Document text
Through it all, major label Warner Bros. stood by the group, and was rewarded in 2006 with At War With the Mystics, a far more accessible record, such as with single “The Yeah Yeah Yeah Song”, which really helped lay the groundwork for the band’s major success since then. Long-time fans, and certainly some music critics, chided the band for playing it straighter, and veering away from all of the weird places they cango.  But with Embryonic, the band’s first double-album, The Flaming Lips have answered those critiques by stripping down and returning to their psychedelic roots – though they may lose some of their newer fans in the process.

The heart of Embryonic is a removed, fuzzy, low-tech psychedelic echo, lain over just above everything, and at times is the only thing.  The eighteen-song double-LP has numerous instrumentals, or at least near-instrumentals – singer/songwriter Wayne Coyne’s voice is often used like another instrument, to be altered and affected like anything else.  The stripped nature of the album makes the whole thing much more haunting that recent Lips records, which have embraced gusto & life as much as their live show spectacle.

Record excerpts
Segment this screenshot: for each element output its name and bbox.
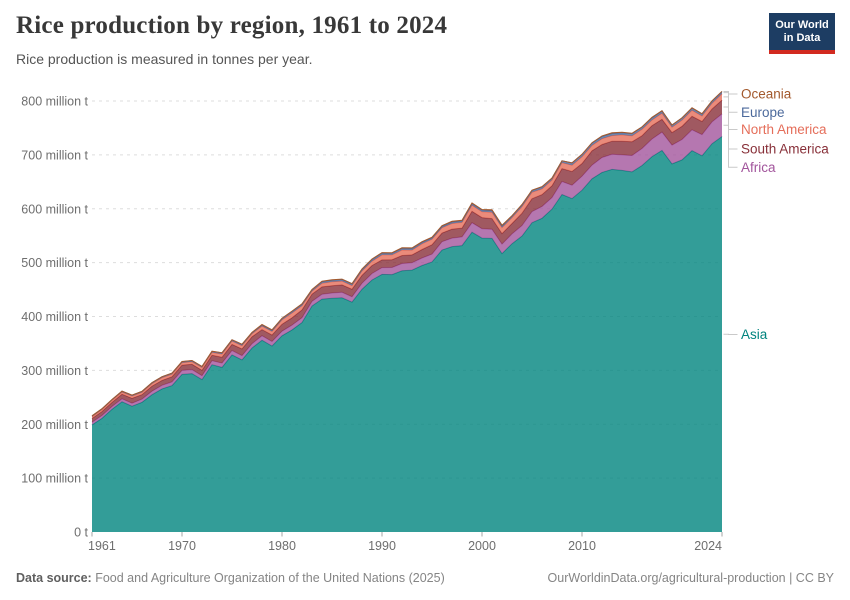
credit-link[interactable]: OurWorldinData.org/agricultural-producti… <box>547 571 834 585</box>
area-south-america[interactable] <box>92 100 722 423</box>
page-title: Rice production by region, 1961 to 2024 <box>16 12 448 39</box>
legend-label-south-america[interactable]: South America <box>741 142 829 157</box>
legend-label-africa[interactable]: Africa <box>741 160 776 175</box>
owid-logo-accent-bar <box>769 50 835 54</box>
owid-logo-box: Our World in Data <box>769 13 835 50</box>
x-axis-label-1970: 1970 <box>168 539 196 553</box>
legend-label-north-america[interactable]: North America <box>741 122 827 137</box>
chart-subtitle: Rice production is measured in tonnes pe… <box>16 51 313 67</box>
data-source-note: Data source: Food and Agriculture Organi… <box>16 571 445 585</box>
y-axis-label-200: 200 million t <box>21 418 88 432</box>
owid-logo-line1: Our World <box>775 19 829 31</box>
area-border-oceania <box>91 90 723 417</box>
data-source-text: Food and Agriculture Organization of the… <box>95 571 445 585</box>
x-axis-label-2010: 2010 <box>568 539 596 553</box>
x-axis-label-1990: 1990 <box>368 539 396 553</box>
y-axis-label-600: 600 million t <box>21 202 88 216</box>
legend-label-oceania[interactable]: Oceania <box>741 87 792 102</box>
x-axis-label-1961: 1961 <box>88 539 116 553</box>
x-axis-label-2024: 2024 <box>694 539 722 553</box>
y-axis-label-100: 100 million t <box>21 472 88 486</box>
legend-connector-europe <box>723 92 738 113</box>
legend-connector-south-america <box>723 106 738 150</box>
y-axis-label-0: 0 t <box>74 526 88 540</box>
legend-connector-north-america <box>723 96 738 130</box>
owid-logo[interactable]: Our World in Data <box>769 13 835 54</box>
data-source-label: Data source: <box>16 571 92 585</box>
area-asia[interactable] <box>92 136 722 533</box>
legend-label-europe[interactable]: Europe <box>741 105 785 120</box>
y-axis-label-700: 700 million t <box>21 148 88 162</box>
legend-connector-africa <box>723 124 738 168</box>
y-axis-label-300: 300 million t <box>21 364 88 378</box>
x-axis-label-2000: 2000 <box>468 539 496 553</box>
y-axis-label-800: 800 million t <box>21 95 88 109</box>
y-axis-label-400: 400 million t <box>21 310 88 324</box>
x-axis-label-1980: 1980 <box>268 539 296 553</box>
owid-logo-line2: in Data <box>783 32 821 44</box>
legend-label-asia[interactable]: Asia <box>741 327 768 342</box>
y-axis-label-500: 500 million t <box>21 256 88 270</box>
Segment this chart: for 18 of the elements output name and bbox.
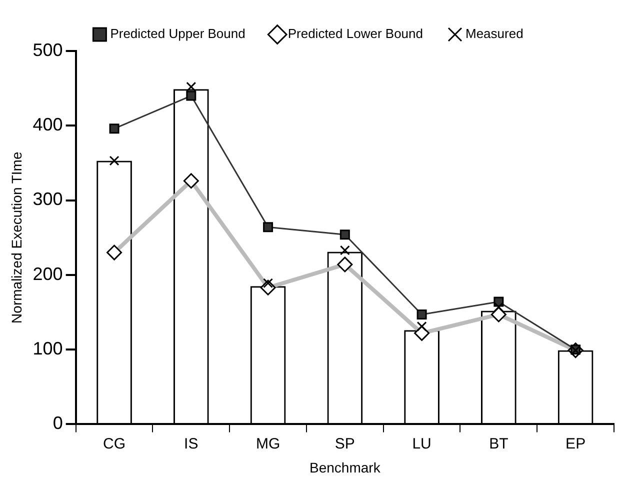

Written tasks
1) According to the Embryonic review, how many songs are on the double-LP?
2) Summarize the Embryonic review in two sentences.
3) Carry the Embryonic review on past its final sentence.

Answers for the tasks
1) Eighteen.

2) After the more accessible At War With the Mystics drew criticism from long-time fans and some critics, The Flaming Lips answered with Embryonic, their first double-album, which strips down and returns to their psychedelic roots. Built on a removed, fuzzy, low-tech psychedelic echo, with many near-instrumentals and Wayne Coyne's voice treated like another instrument, the album is more haunting than recent Lips records.

3)
And yet… would you be interested in Embryonic if it wasn’t from The Flaming Lips?  If someone put it on without telling you what it was, might you not quickly grow disinterested in the psych-strip, and certainly weary somewhere amid the eighteen songs?  There’s little in the way of singles – nothing of “Yeah” caliber, despite twice featuring vocals from Karen O (of The Yeah Yeah Yeahs – QRO album review), and once, newer psych-rock duo, MGMT (QRO live review).  It’s an atmosphere-setting, a mood-setting record – and are you in the mood?

For fans who arrived with Mystics, or maybe even at the two records before that, 2002’s Yoshimi Battles Pink Robots & 1999’s The Soft Bulletin, Embryonic is bound to be a disappointment.  Despite being a double-album, one might almost think it’s a between-release excursion/appetizer, akin to the instrumental soundtrack to Christmas On Mars.  But their next project is a start-to-finish covering of Pink Floyd’s iconic Dark Side of the Moon.  This is who The Flaming Lips are, or who they are right now, as they follow their latest muse, as they’ve done since their inception.